**REQUEST**
Copy out the data below verbatim.

Entries with figure data

****************

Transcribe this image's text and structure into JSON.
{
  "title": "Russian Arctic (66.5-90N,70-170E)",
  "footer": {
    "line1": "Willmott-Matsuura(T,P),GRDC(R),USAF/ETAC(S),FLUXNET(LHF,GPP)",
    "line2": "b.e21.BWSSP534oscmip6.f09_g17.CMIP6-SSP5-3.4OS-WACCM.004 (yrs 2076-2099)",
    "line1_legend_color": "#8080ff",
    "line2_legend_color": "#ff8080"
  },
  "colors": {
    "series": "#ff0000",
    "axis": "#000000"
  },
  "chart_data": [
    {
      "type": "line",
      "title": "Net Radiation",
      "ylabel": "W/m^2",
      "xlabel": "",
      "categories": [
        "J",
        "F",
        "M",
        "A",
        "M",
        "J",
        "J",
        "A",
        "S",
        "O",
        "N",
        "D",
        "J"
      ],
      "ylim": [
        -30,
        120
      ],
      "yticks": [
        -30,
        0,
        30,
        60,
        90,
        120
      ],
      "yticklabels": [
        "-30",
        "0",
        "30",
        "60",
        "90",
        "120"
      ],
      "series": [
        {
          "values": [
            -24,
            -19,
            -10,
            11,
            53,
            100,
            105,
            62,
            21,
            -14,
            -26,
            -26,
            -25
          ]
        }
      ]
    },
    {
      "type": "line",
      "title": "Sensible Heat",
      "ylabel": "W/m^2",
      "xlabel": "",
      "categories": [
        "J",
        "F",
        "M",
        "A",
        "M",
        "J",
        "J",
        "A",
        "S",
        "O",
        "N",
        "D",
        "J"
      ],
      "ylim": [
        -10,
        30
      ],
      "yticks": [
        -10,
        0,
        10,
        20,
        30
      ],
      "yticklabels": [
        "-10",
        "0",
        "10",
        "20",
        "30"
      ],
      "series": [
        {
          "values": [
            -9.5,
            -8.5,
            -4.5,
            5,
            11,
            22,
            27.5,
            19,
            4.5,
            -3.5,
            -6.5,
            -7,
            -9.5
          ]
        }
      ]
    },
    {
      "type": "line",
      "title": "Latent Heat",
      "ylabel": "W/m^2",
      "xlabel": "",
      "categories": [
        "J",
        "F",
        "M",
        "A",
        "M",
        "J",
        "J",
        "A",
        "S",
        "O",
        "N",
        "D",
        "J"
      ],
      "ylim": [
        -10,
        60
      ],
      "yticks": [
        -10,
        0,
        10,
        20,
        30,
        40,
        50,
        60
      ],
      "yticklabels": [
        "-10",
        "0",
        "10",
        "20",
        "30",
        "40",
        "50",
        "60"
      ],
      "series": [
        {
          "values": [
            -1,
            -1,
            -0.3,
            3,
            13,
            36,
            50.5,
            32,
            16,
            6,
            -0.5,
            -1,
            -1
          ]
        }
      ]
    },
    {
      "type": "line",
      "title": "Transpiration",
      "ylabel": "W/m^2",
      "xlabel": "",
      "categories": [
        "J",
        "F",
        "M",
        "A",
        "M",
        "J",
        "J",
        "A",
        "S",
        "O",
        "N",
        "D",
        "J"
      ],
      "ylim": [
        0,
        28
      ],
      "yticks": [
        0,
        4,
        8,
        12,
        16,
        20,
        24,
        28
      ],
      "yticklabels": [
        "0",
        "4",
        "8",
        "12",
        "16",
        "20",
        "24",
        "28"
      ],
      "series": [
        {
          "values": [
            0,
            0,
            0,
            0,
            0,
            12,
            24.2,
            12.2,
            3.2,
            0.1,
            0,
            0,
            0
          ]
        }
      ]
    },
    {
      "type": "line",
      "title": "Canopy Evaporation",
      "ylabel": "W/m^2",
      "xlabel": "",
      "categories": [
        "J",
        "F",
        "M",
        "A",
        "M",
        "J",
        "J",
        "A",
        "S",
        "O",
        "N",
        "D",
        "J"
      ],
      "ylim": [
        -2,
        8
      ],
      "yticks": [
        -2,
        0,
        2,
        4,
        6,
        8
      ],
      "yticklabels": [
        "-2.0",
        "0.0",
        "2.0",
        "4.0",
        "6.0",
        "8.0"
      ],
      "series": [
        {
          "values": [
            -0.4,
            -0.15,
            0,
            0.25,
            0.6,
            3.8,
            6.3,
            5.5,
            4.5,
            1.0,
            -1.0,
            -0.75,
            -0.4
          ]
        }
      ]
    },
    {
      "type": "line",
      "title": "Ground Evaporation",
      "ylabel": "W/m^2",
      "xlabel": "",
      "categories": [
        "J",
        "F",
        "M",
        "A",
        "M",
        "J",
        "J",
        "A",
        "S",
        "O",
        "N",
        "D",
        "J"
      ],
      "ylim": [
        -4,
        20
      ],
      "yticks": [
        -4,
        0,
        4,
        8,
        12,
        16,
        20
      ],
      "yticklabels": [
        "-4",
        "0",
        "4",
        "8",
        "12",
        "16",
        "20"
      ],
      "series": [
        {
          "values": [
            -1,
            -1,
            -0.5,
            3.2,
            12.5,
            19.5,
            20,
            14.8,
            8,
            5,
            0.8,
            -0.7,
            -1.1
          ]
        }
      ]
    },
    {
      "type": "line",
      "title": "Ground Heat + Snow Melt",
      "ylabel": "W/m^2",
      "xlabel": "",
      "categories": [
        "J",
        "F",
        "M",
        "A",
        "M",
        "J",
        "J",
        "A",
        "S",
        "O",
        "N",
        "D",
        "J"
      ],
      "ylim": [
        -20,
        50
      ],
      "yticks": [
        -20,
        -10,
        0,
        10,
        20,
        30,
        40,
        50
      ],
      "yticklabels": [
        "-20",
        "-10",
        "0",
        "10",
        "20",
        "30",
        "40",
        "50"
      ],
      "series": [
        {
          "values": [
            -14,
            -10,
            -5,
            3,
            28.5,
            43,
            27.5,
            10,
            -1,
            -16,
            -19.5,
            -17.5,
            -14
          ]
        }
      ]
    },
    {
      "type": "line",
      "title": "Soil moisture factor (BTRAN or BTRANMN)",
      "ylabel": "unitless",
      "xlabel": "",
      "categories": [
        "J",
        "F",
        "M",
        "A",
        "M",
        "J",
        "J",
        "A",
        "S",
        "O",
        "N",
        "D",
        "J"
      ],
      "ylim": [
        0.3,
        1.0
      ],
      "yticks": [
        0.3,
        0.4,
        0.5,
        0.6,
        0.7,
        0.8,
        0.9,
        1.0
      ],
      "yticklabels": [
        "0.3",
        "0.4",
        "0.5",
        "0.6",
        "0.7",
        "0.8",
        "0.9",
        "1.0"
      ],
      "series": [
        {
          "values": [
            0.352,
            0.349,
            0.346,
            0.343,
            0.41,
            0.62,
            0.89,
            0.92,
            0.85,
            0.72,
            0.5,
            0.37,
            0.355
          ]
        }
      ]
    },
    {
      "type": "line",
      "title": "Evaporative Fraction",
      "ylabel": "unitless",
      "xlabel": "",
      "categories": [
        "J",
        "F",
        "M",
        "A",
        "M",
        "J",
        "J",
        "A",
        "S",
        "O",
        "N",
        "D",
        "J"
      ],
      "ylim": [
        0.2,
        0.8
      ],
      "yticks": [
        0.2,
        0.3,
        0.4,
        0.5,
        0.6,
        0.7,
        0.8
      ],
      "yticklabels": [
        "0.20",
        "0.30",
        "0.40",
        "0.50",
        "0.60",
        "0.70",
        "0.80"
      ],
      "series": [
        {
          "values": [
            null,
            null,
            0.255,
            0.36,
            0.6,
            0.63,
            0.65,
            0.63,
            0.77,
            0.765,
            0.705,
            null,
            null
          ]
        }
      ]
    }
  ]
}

****************

**FINISHED EXERCISE**
Transcribe this image's text and structure into JSON.
{
  "title": "Russian Arctic (66.5-90N,70-170E)",
  "footer": {
    "line1": "Willmott-Matsuura(T,P),GRDC(R),USAF/ETAC(S),FLUXNET(LHF,GPP)",
    "line2": "b.e21.BWSSP534oscmip6.f09_g17.CMIP6-SSP5-3.4OS-WACCM.004 (yrs 2076-2099)",
    "line1_legend_color": "#8080ff",
    "line2_legend_color": "#ff8080"
  },
  "colors": {
    "series": "#ff0000",
    "axis": "#000000"
  },
  "chart_data": [
    {
      "type": "line",
      "title": "Net Radiation",
      "ylabel": "W/m^2",
      "xlabel": "",
      "categories": [
        "J",
        "F",
        "M",
        "A",
        "M",
        "J",
        "J",
        "A",
        "S",
        "O",
        "N",
        "D",
        "J"
      ],
      "ylim": [
        -30,
        120
      ],
      "yticks": [
        -30,
        0,
        30,
        60,
        90,
        120
      ],
      "yticklabels": [
        "-30",
        "0",
        "30",
        "60",
        "90",
        "120"
      ],
      "series": [
        {
          "values": [
            -24,
            -19,
            -10,
            11,
            53,
            100,
            105,
            62,
            21,
            -14,
            -26,
            -26,
            -25
          ]
        }
      ]
    },
    {
      "type": "line",
      "title": "Sensible Heat",
      "ylabel": "W/m^2",
      "xlabel": "",
      "categories": [
        "J",
        "F",
        "M",
        "A",
        "M",
        "J",
        "J",
        "A",
        "S",
        "O",
        "N",
        "D",
        "J"
      ],
      "ylim": [
        -10,
        30
      ],
      "yticks": [
        -10,
        0,
        10,
        20,
        30
      ],
      "yticklabels": [
        "-10",
        "0",
        "10",
        "20",
        "30"
      ],
      "series": [
        {
          "values": [
            -9.5,
            -8.5,
            -4.5,
            5,
            11,
            22,
            27.5,
            19,
            4.5,
            -3.5,
            -6.5,
            -7,
            -9.5
          ]
        }
      ]
    },
    {
      "type": "line",
      "title": "Latent Heat",
      "ylabel": "W/m^2",
      "xlabel": "",
      "categories": [
        "J",
        "F",
        "M",
        "A",
        "M",
        "J",
        "J",
        "A",
        "S",
        "O",
        "N",
        "D",
        "J"
      ],
      "ylim": [
        -10,
        60
      ],
      "yticks": [
        -10,
        0,
        10,
        20,
        30,
        40,
        50,
        60
      ],
      "yticklabels": [
        "-10",
        "0",
        "10",
        "20",
        "30",
        "40",
        "50",
        "60"
      ],
      "series": [
        {
          "values": [
            -1,
            -1,
            -0.3,
            3,
            13,
            36,
            50.5,
            32,
            16,
            6,
            -0.5,
            -1,
            -1
          ]
        }
      ]
    },
    {
      "type": "line",
      "title": "Transpiration",
      "ylabel": "W/m^2",
      "xlabel": "",
      "categories": [
        "J",
        "F",
        "M",
        "A",
        "M",
        "J",
        "J",
        "A",
        "S",
        "O",
        "N",
        "D",
        "J"
      ],
      "ylim": [
        0,
        28
      ],
      "yticks": [
        0,
        4,
        8,
        12,
        16,
        20,
        24,
        28
      ],
      "yticklabels": [
        "0",
        "4",
        "8",
        "12",
        "16",
        "20",
        "24",
        "28"
      ],
      "series": [
        {
          "values": [
            0,
            0,
            0,
            0,
            0,
            12,
            24.2,
            12.2,
            3.2,
            0.1,
            0,
            0,
            0
          ]
        }
      ]
    },
    {
      "type": "line",
      "title": "Canopy Evaporation",
      "ylabel": "W/m^2",
      "xlabel": "",
      "categories": [
        "J",
        "F",
        "M",
        "A",
        "M",
        "J",
        "J",
        "A",
        "S",
        "O",
        "N",
        "D",
        "J"
      ],
      "ylim": [
        -2,
        8
      ],
      "yticks": [
        -2,
        0,
        2,
        4,
        6,
        8
      ],
      "yticklabels": [
        "-2.0",
        "0.0",
        "2.0",
        "4.0",
        "6.0",
        "8.0"
      ],
      "series": [
        {
          "values": [
            -0.4,
            -0.15,
            0,
            0.25,
            0.6,
            3.8,
            6.3,
            5.5,
            4.5,
            1.0,
            -1.0,
            -0.75,
            -0.4
          ]
        }
      ]
    },
    {
      "type": "line",
      "title": "Ground Evaporation",
      "ylabel": "W/m^2",
      "xlabel": "",
      "categories": [
        "J",
        "F",
        "M",
        "A",
        "M",
        "J",
        "J",
        "A",
        "S",
        "O",
        "N",
        "D",
        "J"
      ],
      "ylim": [
        -4,
        20
      ],
      "yticks": [
        -4,
        0,
        4,
        8,
        12,
        16,
        20
      ],
      "yticklabels": [
        "-4",
        "0",
        "4",
        "8",
        "12",
        "16",
        "20"
      ],
      "series": [
        {
          "values": [
            -1,
            -1,
            -0.5,
            3.2,
            12.5,
            19.5,
            20,
            14.8,
            8,
            5,
            0.8,
            -0.7,
            -1.1
          ]
        }
      ]
    },
    {
      "type": "line",
      "title": "Ground Heat + Snow Melt",
      "ylabel": "W/m^2",
      "xlabel": "",
      "categories": [
        "J",
        "F",
        "M",
        "A",
        "M",
        "J",
        "J",
        "A",
        "S",
        "O",
        "N",
        "D",
        "J"
      ],
      "ylim": [
        -20,
        50
      ],
      "yticks": [
        -20,
        -10,
        0,
        10,
        20,
        30,
        40,
        50
      ],
      "yticklabels": [
        "-20",
        "-10",
        "0",
        "10",
        "20",
        "30",
        "40",
        "50"
      ],
      "series": [
        {
          "values": [
            -14,
            -10,
            -5,
            3,
            28.5,
            43,
            27.5,
            10,
            -1,
            -16,
            -19.5,
            -17.5,
            -14
          ]
        }
      ]
    },
    {
      "type": "line",
      "title": "Soil moisture factor (BTRAN or BTRANMN)",
      "ylabel": "unitless",
      "xlabel": "",
      "categories": [
        "J",
        "F",
        "M",
        "A",
        "M",
        "J",
        "J",
        "A",
        "S",
        "O",
        "N",
        "D",
        "J"
      ],
      "ylim": [
        0.3,
        1.0
      ],
      "yticks": [
        0.3,
        0.4,
        0.5,
        0.6,
        0.7,
        0.8,
        0.9,
        1.0
      ],
      "yticklabels": [
        "0.3",
        "0.4",
        "0.5",
        "0.6",
        "0.7",
        "0.8",
        "0.9",
        "1.0"
      ],
      "series": [
        {
          "values": [
            0.352,
            0.349,
            0.346,
            0.343,
            0.41,
            0.62,
            0.89,
            0.92,
            0.85,
            0.72,
            0.5,
            0.37,
            0.355
          ]
        }
      ]
    },
    {
      "type": "line",
      "title": "Evaporative Fraction",
      "ylabel": "unitless",
      "xlabel": "",
      "categories": [
        "J",
        "F",
        "M",
        "A",
        "M",
        "J",
        "J",
        "A",
        "S",
        "O",
        "N",
        "D",
        "J"
      ],
      "ylim": [
        0.2,
        0.8
      ],
      "yticks": [
        0.2,
        0.3,
        0.4,
        0.5,
        0.6,
        0.7,
        0.8
      ],
      "yticklabels": [
        "0.20",
        "0.30",
        "0.40",
        "0.50",
        "0.60",
        "0.70",
        "0.80"
      ],
      "series": [
        {
          "values": [
            null,
            null,
            0.255,
            0.36,
            0.6,
            0.63,
            0.65,
            0.63,
            0.77,
            0.765,
            0.705,
            null,
            null
          ]
        }
      ]
    }
  ]
}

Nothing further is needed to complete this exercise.